[Extracted records]
^^^^

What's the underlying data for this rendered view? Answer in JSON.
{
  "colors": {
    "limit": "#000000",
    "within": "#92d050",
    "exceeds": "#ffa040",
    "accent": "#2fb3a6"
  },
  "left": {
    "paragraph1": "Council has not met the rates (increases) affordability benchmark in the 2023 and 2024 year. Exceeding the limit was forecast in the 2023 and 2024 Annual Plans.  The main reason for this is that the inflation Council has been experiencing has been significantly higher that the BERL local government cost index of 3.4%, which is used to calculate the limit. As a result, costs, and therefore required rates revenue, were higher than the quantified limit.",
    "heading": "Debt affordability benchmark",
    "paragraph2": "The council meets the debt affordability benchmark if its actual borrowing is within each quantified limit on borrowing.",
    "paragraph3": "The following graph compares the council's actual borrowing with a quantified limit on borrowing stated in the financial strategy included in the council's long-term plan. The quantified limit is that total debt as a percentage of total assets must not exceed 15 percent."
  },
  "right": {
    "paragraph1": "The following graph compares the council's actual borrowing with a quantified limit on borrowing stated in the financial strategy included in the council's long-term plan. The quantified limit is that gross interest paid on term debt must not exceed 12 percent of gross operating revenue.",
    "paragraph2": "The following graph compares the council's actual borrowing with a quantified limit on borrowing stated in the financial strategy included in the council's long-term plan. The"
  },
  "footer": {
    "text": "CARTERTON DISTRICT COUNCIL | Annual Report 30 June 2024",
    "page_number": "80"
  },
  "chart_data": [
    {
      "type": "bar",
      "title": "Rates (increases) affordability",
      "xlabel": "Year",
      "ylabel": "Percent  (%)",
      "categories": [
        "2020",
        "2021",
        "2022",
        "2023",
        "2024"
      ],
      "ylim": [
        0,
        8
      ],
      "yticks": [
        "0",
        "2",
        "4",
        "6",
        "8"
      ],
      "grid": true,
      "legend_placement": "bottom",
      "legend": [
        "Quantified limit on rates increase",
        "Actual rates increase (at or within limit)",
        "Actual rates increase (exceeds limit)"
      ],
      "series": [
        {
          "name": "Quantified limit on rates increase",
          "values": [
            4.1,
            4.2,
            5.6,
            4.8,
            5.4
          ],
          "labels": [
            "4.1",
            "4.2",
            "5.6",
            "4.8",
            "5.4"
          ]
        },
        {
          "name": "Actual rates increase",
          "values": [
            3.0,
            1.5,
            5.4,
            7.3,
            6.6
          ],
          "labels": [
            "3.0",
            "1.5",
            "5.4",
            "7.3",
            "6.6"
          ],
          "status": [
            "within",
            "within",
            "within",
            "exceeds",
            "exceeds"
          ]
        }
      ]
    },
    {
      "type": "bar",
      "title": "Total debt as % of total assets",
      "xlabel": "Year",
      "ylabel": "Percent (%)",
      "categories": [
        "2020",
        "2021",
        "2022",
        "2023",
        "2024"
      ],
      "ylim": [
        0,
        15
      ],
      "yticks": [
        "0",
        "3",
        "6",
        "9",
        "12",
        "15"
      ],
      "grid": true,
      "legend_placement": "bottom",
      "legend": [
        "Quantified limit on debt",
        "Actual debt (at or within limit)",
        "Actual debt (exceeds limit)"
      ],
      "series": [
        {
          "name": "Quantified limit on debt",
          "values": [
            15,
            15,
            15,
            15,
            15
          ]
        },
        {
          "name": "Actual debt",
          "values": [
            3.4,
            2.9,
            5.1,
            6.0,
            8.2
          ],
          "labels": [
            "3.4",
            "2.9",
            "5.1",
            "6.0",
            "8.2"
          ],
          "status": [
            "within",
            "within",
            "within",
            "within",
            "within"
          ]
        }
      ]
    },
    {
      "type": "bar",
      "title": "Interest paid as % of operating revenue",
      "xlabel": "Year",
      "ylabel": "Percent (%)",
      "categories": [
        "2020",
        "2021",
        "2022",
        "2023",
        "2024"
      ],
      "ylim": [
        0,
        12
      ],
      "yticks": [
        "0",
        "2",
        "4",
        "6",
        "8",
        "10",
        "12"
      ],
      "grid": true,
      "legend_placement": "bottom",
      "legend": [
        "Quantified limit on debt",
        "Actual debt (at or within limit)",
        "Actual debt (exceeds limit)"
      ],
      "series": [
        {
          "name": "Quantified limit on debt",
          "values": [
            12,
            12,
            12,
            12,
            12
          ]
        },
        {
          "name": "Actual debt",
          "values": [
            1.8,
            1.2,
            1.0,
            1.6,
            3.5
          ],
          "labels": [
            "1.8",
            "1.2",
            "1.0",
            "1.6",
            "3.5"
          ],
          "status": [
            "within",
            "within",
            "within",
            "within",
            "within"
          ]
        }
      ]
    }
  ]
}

^^^^

▶ Written instruction:
Once more, set down the full listing, verbatim.

▶ Answer to the task:
What's the underlying data for this rendered view? Answer in JSON.
{
  "colors": {
    "limit": "#000000",
    "within": "#92d050",
    "exceeds": "#ffa040",
    "accent": "#2fb3a6"
  },
  "left": {
    "paragraph1": "Council has not met the rates (increases) affordability benchmark in the 2023 and 2024 year. Exceeding the limit was forecast in the 2023 and 2024 Annual Plans.  The main reason for this is that the inflation Council has been experiencing has been significantly higher that the BERL local government cost index of 3.4%, which is used to calculate the limit. As a result, costs, and therefore required rates revenue, were higher than the quantified limit.",
    "heading": "Debt affordability benchmark",
    "paragraph2": "The council meets the debt affordability benchmark if its actual borrowing is within each quantified limit on borrowing.",
    "paragraph3": "The following graph compares the council's actual borrowing with a quantified limit on borrowing stated in the financial strategy included in the council's long-term plan. The quantified limit is that total debt as a percentage of total assets must not exceed 15 percent."
  },
  "right": {
    "paragraph1": "The following graph compares the council's actual borrowing with a quantified limit on borrowing stated in the financial strategy included in the council's long-term plan. The quantified limit is that gross interest paid on term debt must not exceed 12 percent of gross operating revenue.",
    "paragraph2": "The following graph compares the council's actual borrowing with a quantified limit on borrowing stated in the financial strategy included in the council's long-term plan. The"
  },
  "footer": {
    "text": "CARTERTON DISTRICT COUNCIL | Annual Report 30 June 2024",
    "page_number": "80"
  },
  "chart_data": [
    {
      "type": "bar",
      "title": "Rates (increases) affordability",
      "xlabel": "Year",
      "ylabel": "Percent  (%)",
      "categories": [
        "2020",
        "2021",
        "2022",
        "2023",
        "2024"
      ],
      "ylim": [
        0,
        8
      ],
      "yticks": [
        "0",
        "2",
        "4",
        "6",
        "8"
      ],
      "grid": true,
      "legend_placement": "bottom",
      "legend": [
        "Quantified limit on rates increase",
        "Actual rates increase (at or within limit)",
        "Actual rates increase (exceeds limit)"
      ],
      "series": [
        {
          "name": "Quantified limit on rates increase",
          "values": [
            4.1,
            4.2,
            5.6,
            4.8,
            5.4
          ],
          "labels": [
            "4.1",
            "4.2",
            "5.6",
            "4.8",
            "5.4"
          ]
        },
        {
          "name": "Actual rates increase",
          "values": [
            3.0,
            1.5,
            5.4,
            7.3,
            6.6
          ],
          "labels": [
            "3.0",
            "1.5",
            "5.4",
            "7.3",
            "6.6"
          ],
          "status": [
            "within",
            "within",
            "within",
            "exceeds",
            "exceeds"
          ]
        }
      ]
    },
    {
      "type": "bar",
      "title": "Total debt as % of total assets",
      "xlabel": "Year",
      "ylabel": "Percent (%)",
      "categories": [
        "2020",
        "2021",
        "2022",
        "2023",
        "2024"
      ],
      "ylim": [
        0,
        15
      ],
      "yticks": [
        "0",
        "3",
        "6",
        "9",
        "12",
        "15"
      ],
      "grid": true,
      "legend_placement": "bottom",
      "legend": [
        "Quantified limit on debt",
        "Actual debt (at or within limit)",
        "Actual debt (exceeds limit)"
      ],
      "series": [
        {
          "name": "Quantified limit on debt",
          "values": [
            15,
            15,
            15,
            15,
            15
          ]
        },
        {
          "name": "Actual debt",
          "values": [
            3.4,
            2.9,
            5.1,
            6.0,
            8.2
          ],
          "labels": [
            "3.4",
            "2.9",
            "5.1",
            "6.0",
            "8.2"
          ],
          "status": [
            "within",
            "within",
            "within",
            "within",
            "within"
          ]
        }
      ]
    },
    {
      "type": "bar",
      "title": "Interest paid as % of operating revenue",
      "xlabel": "Year",
      "ylabel": "Percent (%)",
      "categories": [
        "2020",
        "2021",
        "2022",
        "2023",
        "2024"
      ],
      "ylim": [
        0,
        12
      ],
      "yticks": [
        "0",
        "2",
        "4",
        "6",
        "8",
        "10",
        "12"
      ],
      "grid": true,
      "legend_placement": "bottom",
      "legend": [
        "Quantified limit on debt",
        "Actual debt (at or within limit)",
        "Actual debt (exceeds limit)"
      ],
      "series": [
        {
          "name": "Quantified limit on debt",
          "values": [
            12,
            12,
            12,
            12,
            12
          ]
        },
        {
          "name": "Actual debt",
          "values": [
            1.8,
            1.2,
            1.0,
            1.6,
            3.5
          ],
          "labels": [
            "1.8",
            "1.2",
            "1.0",
            "1.6",
            "3.5"
          ],
          "status": [
            "within",
            "within",
            "within",
            "within",
            "within"
          ]
        }
      ]
    }
  ]
}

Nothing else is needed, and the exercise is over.